(Collection entries)
::::::::::

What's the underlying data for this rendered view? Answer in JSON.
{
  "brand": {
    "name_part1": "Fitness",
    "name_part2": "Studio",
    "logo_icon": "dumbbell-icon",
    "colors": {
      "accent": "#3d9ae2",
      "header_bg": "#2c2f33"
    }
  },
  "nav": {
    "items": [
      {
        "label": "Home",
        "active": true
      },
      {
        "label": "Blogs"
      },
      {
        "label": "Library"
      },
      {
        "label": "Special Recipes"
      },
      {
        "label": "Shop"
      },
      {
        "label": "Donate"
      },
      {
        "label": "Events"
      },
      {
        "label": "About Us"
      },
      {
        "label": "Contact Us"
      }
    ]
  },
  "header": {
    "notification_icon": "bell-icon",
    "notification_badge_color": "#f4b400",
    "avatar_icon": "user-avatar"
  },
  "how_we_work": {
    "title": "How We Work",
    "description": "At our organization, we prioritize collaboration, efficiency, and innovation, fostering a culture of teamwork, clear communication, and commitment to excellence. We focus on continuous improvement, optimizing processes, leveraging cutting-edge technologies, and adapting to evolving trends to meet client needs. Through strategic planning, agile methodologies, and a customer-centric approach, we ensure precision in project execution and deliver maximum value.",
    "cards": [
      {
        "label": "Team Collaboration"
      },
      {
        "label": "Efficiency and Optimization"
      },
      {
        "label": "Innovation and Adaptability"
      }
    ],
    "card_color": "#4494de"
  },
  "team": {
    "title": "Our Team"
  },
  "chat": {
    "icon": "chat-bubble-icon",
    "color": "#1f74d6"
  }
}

::::::::::

DO THIS:
Exactly as written above, please repeat the entries.

THE OUTPUT:
What's the underlying data for this rendered view? Answer in JSON.
{
  "brand": {
    "name_part1": "Fitness",
    "name_part2": "Studio",
    "logo_icon": "dumbbell-icon",
    "colors": {
      "accent": "#3d9ae2",
      "header_bg": "#2c2f33"
    }
  },
  "nav": {
    "items": [
      {
        "label": "Home",
        "active": true
      },
      {
        "label": "Blogs"
      },
      {
        "label": "Library"
      },
      {
        "label": "Special Recipes"
      },
      {
        "label": "Shop"
      },
      {
        "label": "Donate"
      },
      {
        "label": "Events"
      },
      {
        "label": "About Us"
      },
      {
        "label": "Contact Us"
      }
    ]
  },
  "header": {
    "notification_icon": "bell-icon",
    "notification_badge_color": "#f4b400",
    "avatar_icon": "user-avatar"
  },
  "how_we_work": {
    "title": "How We Work",
    "description": "At our organization, we prioritize collaboration, efficiency, and innovation, fostering a culture of teamwork, clear communication, and commitment to excellence. We focus on continuous improvement, optimizing processes, leveraging cutting-edge technologies, and adapting to evolving trends to meet client needs. Through strategic planning, agile methodologies, and a customer-centric approach, we ensure precision in project execution and deliver maximum value.",
    "cards": [
      {
        "label": "Team Collaboration"
      },
      {
        "label": "Efficiency and Optimization"
      },
      {
        "label": "Innovation and Adaptability"
      }
    ],
    "card_color": "#4494de"
  },
  "team": {
    "title": "Our Team"
  },
  "chat": {
    "icon": "chat-bubble-icon",
    "color": "#1f74d6"
  }
}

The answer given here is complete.